### THE TASK
Reproduce each line exactly.

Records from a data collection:
######

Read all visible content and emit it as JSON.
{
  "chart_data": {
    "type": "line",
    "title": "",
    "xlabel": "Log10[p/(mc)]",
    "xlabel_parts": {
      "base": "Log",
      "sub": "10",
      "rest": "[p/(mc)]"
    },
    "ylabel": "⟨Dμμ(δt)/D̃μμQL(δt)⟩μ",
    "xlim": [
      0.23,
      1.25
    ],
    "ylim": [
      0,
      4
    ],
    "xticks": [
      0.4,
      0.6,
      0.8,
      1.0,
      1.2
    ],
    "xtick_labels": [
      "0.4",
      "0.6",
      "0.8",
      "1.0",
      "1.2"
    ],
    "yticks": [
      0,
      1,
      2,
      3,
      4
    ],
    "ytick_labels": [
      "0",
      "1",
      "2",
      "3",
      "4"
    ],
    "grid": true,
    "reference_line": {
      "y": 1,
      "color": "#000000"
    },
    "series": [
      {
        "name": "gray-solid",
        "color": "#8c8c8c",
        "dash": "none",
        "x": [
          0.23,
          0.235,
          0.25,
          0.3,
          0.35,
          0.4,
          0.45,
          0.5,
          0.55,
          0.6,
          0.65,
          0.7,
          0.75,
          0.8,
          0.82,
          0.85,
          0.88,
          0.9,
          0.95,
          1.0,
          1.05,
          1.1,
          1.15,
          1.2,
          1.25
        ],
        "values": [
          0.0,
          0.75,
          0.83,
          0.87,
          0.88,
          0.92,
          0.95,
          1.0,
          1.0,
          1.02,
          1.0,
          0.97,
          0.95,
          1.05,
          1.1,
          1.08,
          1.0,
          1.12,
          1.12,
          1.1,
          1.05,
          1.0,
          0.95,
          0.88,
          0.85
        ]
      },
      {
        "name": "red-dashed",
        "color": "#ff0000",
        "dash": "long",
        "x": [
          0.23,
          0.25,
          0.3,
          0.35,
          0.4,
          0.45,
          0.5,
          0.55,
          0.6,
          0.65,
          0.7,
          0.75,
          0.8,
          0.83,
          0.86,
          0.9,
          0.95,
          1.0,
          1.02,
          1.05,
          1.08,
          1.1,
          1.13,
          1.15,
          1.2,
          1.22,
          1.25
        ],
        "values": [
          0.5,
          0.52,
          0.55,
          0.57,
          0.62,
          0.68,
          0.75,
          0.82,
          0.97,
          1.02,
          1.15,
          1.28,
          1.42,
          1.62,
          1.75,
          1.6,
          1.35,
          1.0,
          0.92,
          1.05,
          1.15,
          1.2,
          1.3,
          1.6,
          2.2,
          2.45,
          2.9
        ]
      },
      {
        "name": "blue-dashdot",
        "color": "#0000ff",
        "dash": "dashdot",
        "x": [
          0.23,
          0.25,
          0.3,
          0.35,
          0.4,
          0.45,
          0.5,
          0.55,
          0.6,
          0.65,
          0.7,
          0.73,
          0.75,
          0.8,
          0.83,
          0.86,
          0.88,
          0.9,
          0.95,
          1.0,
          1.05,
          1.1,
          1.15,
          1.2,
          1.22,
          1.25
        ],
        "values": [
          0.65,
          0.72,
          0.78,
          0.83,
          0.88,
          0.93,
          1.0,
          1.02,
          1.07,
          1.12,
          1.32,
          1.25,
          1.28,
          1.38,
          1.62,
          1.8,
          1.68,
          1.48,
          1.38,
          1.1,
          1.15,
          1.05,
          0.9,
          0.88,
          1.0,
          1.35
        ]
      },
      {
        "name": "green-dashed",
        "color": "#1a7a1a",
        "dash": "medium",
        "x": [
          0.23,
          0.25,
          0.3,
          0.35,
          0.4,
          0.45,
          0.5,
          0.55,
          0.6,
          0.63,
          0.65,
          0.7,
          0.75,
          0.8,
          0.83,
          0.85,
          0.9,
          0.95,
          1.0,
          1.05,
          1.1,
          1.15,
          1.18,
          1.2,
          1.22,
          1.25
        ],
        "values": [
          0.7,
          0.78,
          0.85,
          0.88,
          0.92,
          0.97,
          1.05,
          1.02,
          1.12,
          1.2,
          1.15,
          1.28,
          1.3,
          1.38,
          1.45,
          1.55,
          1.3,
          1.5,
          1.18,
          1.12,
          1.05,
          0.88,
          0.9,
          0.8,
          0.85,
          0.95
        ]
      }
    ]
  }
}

######

### THE OUTPUT
Read all visible content and emit it as JSON.
{
  "chart_data": {
    "type": "line",
    "title": "",
    "xlabel": "Log10[p/(mc)]",
    "xlabel_parts": {
      "base": "Log",
      "sub": "10",
      "rest": "[p/(mc)]"
    },
    "ylabel": "⟨Dμμ(δt)/D̃μμQL(δt)⟩μ",
    "xlim": [
      0.23,
      1.25
    ],
    "ylim": [
      0,
      4
    ],
    "xticks": [
      0.4,
      0.6,
      0.8,
      1.0,
      1.2
    ],
    "xtick_labels": [
      "0.4",
      "0.6",
      "0.8",
      "1.0",
      "1.2"
    ],
    "yticks": [
      0,
      1,
      2,
      3,
      4
    ],
    "ytick_labels": [
      "0",
      "1",
      "2",
      "3",
      "4"
    ],
    "grid": true,
    "reference_line": {
      "y": 1,
      "color": "#000000"
    },
    "series": [
      {
        "name": "gray-solid",
        "color": "#8c8c8c",
        "dash": "none",
        "x": [
          0.23,
          0.235,
          0.25,
          0.3,
          0.35,
          0.4,
          0.45,
          0.5,
          0.55,
          0.6,
          0.65,
          0.7,
          0.75,
          0.8,
          0.82,
          0.85,
          0.88,
          0.9,
          0.95,
          1.0,
          1.05,
          1.1,
          1.15,
          1.2,
          1.25
        ],
        "values": [
          0.0,
          0.75,
          0.83,
          0.87,
          0.88,
          0.92,
          0.95,
          1.0,
          1.0,
          1.02,
          1.0,
          0.97,
          0.95,
          1.05,
          1.1,
          1.08,
          1.0,
          1.12,
          1.12,
          1.1,
          1.05,
          1.0,
          0.95,
          0.88,
          0.85
        ]
      },
      {
        "name": "red-dashed",
        "color": "#ff0000",
        "dash": "long",
        "x": [
          0.23,
          0.25,
          0.3,
          0.35,
          0.4,
          0.45,
          0.5,
          0.55,
          0.6,
          0.65,
          0.7,
          0.75,
          0.8,
          0.83,
          0.86,
          0.9,
          0.95,
          1.0,
          1.02,
          1.05,
          1.08,
          1.1,
          1.13,
          1.15,
          1.2,
          1.22,
          1.25
        ],
        "values": [
          0.5,
          0.52,
          0.55,
          0.57,
          0.62,
          0.68,
          0.75,
          0.82,
          0.97,
          1.02,
          1.15,
          1.28,
          1.42,
          1.62,
          1.75,
          1.6,
          1.35,
          1.0,
          0.92,
          1.05,
          1.15,
          1.2,
          1.3,
          1.6,
          2.2,
          2.45,
          2.9
        ]
      },
      {
        "name": "blue-dashdot",
        "color": "#0000ff",
        "dash": "dashdot",
        "x": [
          0.23,
          0.25,
          0.3,
          0.35,
          0.4,
          0.45,
          0.5,
          0.55,
          0.6,
          0.65,
          0.7,
          0.73,
          0.75,
          0.8,
          0.83,
          0.86,
          0.88,
          0.9,
          0.95,
          1.0,
          1.05,
          1.1,
          1.15,
          1.2,
          1.22,
          1.25
        ],
        "values": [
          0.65,
          0.72,
          0.78,
          0.83,
          0.88,
          0.93,
          1.0,
          1.02,
          1.07,
          1.12,
          1.32,
          1.25,
          1.28,
          1.38,
          1.62,
          1.8,
          1.68,
          1.48,
          1.38,
          1.1,
          1.15,
          1.05,
          0.9,
          0.88,
          1.0,
          1.35
        ]
      },
      {
        "name": "green-dashed",
        "color": "#1a7a1a",
        "dash": "medium",
        "x": [
          0.23,
          0.25,
          0.3,
          0.35,
          0.4,
          0.45,
          0.5,
          0.55,
          0.6,
          0.63,
          0.65,
          0.7,
          0.75,
          0.8,
          0.83,
          0.85,
          0.9,
          0.95,
          1.0,
          1.05,
          1.1,
          1.15,
          1.18,
          1.2,
          1.22,
          1.25
        ],
        "values": [
          0.7,
          0.78,
          0.85,
          0.88,
          0.92,
          0.97,
          1.05,
          1.02,
          1.12,
          1.2,
          1.15,
          1.28,
          1.3,
          1.38,
          1.45,
          1.55,
          1.3,
          1.5,
          1.18,
          1.12,
          1.05,
          0.88,
          0.9,
          0.8,
          0.85,
          0.95
        ]
      }
    ]
  }
}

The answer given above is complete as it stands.